● **Direction**: Rewrite the items below so that every "histogram-bar" becomes "hist-bar", with nothing else changed. Leave the pictures out of your answer.

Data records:
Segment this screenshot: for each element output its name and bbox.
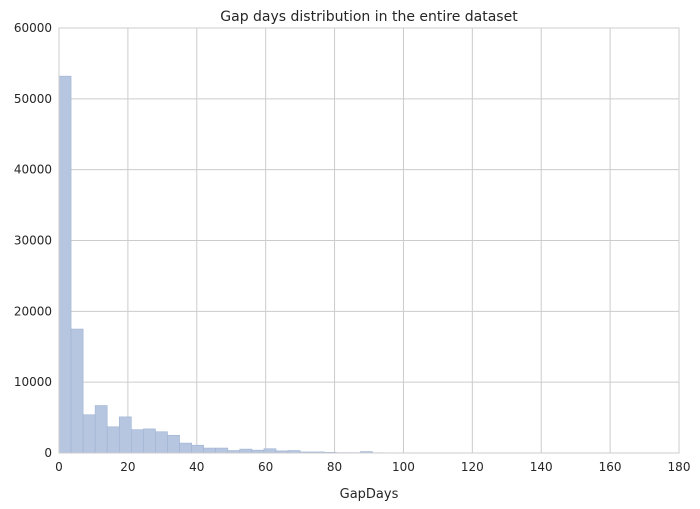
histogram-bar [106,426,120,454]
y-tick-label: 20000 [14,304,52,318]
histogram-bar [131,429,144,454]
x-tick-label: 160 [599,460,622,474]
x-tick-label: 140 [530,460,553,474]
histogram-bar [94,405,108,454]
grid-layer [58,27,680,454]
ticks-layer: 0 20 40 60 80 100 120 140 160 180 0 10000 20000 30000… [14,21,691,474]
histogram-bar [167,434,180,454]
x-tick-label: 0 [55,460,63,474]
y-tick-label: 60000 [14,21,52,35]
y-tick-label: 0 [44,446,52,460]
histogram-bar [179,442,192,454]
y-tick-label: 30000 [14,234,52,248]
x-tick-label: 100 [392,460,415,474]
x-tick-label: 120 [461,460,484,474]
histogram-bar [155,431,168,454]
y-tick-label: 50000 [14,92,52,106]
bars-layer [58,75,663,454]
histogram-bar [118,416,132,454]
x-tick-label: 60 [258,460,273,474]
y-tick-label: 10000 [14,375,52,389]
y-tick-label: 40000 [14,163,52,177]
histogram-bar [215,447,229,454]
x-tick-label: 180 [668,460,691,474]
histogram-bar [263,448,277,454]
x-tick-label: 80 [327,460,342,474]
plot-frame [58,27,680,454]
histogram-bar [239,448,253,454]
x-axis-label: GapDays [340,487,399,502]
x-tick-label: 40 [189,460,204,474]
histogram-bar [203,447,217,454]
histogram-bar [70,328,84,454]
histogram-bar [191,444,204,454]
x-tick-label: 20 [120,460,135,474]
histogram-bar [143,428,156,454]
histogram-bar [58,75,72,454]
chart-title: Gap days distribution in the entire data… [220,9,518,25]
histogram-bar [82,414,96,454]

● **Response for this exercise**:
Segment this screenshot: for each element output its name and bbox.
hist-bar [106,426,120,454]
y-tick-label: 20000 [14,304,52,318]
hist-bar [131,429,144,454]
x-tick-label: 160 [599,460,622,474]
x-tick-label: 140 [530,460,553,474]
hist-bar [94,405,108,454]
grid-layer [58,27,680,454]
ticks-layer: 0 20 40 60 80 100 120 140 160 180 0 10000 20000 30000… [14,21,691,474]
hist-bar [167,434,180,454]
x-tick-label: 0 [55,460,63,474]
y-tick-label: 60000 [14,21,52,35]
y-tick-label: 0 [44,446,52,460]
hist-bar [179,442,192,454]
y-tick-label: 30000 [14,234,52,248]
x-tick-label: 100 [392,460,415,474]
x-tick-label: 120 [461,460,484,474]
hist-bar [155,431,168,454]
y-tick-label: 50000 [14,92,52,106]
bars-layer [58,75,663,454]
hist-bar [118,416,132,454]
x-tick-label: 60 [258,460,273,474]
y-tick-label: 10000 [14,375,52,389]
y-tick-label: 40000 [14,163,52,177]
hist-bar [215,447,229,454]
x-tick-label: 180 [668,460,691,474]
hist-bar [263,448,277,454]
x-tick-label: 80 [327,460,342,474]
plot-frame [58,27,680,454]
hist-bar [239,448,253,454]
x-axis-label: GapDays [340,487,399,502]
x-tick-label: 40 [189,460,204,474]
hist-bar [203,447,217,454]
hist-bar [70,328,84,454]
hist-bar [191,444,204,454]
x-tick-label: 20 [120,460,135,474]
hist-bar [143,428,156,454]
hist-bar [58,75,72,454]
chart-title: Gap days distribution in the entire data… [220,9,518,25]
hist-bar [82,414,96,454]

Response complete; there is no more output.